Transcript data for document pages ::

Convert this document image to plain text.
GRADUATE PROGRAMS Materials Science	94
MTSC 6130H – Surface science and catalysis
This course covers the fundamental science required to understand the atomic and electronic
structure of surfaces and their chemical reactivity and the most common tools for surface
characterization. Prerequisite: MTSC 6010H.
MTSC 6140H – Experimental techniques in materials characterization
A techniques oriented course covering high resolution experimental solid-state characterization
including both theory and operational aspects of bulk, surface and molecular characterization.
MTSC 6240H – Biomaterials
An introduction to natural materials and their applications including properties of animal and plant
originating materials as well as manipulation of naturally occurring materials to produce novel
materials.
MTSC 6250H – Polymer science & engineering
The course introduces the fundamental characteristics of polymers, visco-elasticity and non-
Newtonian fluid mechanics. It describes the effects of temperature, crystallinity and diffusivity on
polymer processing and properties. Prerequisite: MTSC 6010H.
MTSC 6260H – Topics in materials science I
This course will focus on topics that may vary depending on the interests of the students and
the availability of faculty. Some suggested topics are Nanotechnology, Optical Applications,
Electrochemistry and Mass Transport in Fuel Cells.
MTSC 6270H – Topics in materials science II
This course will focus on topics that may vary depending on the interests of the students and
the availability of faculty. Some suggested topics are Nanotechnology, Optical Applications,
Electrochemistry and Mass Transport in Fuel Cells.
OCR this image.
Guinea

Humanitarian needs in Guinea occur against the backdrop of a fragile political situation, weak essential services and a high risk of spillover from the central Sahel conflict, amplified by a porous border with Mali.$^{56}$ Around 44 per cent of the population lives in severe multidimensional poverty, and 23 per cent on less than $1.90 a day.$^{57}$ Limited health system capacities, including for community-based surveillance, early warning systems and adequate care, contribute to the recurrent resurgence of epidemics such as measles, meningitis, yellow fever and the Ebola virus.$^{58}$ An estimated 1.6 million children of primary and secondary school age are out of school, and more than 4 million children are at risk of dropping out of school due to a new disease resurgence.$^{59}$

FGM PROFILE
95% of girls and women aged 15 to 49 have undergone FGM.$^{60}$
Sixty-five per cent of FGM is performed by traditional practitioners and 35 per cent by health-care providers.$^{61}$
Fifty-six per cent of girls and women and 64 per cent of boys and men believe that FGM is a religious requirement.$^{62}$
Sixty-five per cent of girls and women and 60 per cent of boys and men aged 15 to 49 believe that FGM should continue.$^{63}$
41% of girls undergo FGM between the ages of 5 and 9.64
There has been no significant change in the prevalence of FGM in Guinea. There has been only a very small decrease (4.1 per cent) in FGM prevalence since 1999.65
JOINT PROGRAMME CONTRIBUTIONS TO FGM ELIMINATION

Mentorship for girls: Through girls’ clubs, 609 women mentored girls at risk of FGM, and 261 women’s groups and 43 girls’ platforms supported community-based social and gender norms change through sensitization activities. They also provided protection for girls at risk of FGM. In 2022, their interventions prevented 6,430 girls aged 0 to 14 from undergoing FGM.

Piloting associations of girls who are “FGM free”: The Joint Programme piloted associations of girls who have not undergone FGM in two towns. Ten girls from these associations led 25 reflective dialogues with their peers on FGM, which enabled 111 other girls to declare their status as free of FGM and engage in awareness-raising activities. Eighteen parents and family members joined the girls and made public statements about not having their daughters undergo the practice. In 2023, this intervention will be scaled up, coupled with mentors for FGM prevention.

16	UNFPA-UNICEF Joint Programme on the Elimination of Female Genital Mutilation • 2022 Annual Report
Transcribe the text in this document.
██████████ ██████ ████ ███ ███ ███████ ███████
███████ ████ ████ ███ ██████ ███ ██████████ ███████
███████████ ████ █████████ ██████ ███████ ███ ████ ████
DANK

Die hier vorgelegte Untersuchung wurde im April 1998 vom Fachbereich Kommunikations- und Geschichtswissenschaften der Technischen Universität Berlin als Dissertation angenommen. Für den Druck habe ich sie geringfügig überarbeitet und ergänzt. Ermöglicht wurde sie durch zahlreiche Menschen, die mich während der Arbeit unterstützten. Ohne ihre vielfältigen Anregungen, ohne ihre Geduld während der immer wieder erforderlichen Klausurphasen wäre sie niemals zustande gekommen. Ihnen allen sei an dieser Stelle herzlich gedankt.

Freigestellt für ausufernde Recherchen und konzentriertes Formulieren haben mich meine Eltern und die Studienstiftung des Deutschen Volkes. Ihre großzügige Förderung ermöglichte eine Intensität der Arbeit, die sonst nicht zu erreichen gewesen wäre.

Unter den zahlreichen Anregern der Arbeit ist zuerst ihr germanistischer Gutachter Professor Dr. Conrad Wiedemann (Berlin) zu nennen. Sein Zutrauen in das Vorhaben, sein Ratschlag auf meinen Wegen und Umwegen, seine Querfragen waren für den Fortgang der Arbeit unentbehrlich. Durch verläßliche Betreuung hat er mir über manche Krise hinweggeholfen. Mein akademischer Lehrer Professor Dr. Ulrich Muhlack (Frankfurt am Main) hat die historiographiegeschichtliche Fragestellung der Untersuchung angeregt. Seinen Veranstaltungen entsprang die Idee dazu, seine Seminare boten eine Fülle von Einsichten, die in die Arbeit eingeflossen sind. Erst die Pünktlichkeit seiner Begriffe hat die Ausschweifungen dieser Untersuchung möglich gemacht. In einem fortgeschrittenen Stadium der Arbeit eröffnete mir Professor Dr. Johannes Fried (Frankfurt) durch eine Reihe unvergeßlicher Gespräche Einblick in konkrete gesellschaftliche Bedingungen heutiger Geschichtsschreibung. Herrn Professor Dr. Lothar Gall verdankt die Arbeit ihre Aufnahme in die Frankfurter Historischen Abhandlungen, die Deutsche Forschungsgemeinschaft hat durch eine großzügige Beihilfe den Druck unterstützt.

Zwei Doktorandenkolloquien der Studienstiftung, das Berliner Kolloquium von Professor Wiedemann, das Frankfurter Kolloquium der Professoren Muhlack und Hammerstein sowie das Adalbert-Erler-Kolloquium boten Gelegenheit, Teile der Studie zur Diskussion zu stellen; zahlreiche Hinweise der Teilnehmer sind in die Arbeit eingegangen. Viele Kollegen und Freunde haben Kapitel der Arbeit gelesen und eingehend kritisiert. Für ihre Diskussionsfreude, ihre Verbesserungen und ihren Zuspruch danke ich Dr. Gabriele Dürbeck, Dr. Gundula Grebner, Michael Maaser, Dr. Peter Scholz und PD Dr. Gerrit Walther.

Work to be completed :: Scan the records above for the word "including" and return every line where it occurs.

Task result ::
including both theory and operational aspects of bulk, surface and molecular characterization.
An introduction to natural materials and their applications including properties of animal and plant
Humanitarian needs in Guinea occur against the backdrop of a fragile political situation, weak essential services and a high risk of spillover from the central Sahel conflict, amplified by a porous border with Mali.$^{56}$ Around 44 per cent of the population lives in severe multidimensional poverty, and 23 per cent on less than $1.90 a day.$^{57}$ Limited health system capacities, including for community-based surveillance, early warning systems and adequate care, contribute to the recurrent resurgence of epidemics such as measles, meningitis, yellow fever and the Ebola virus.$^{58}$ An estimated 1.6 million children of primary and secondary school age are out of school, and more than 4 million children are at risk of dropping out of school due to a new disease resurgence.$^{59}$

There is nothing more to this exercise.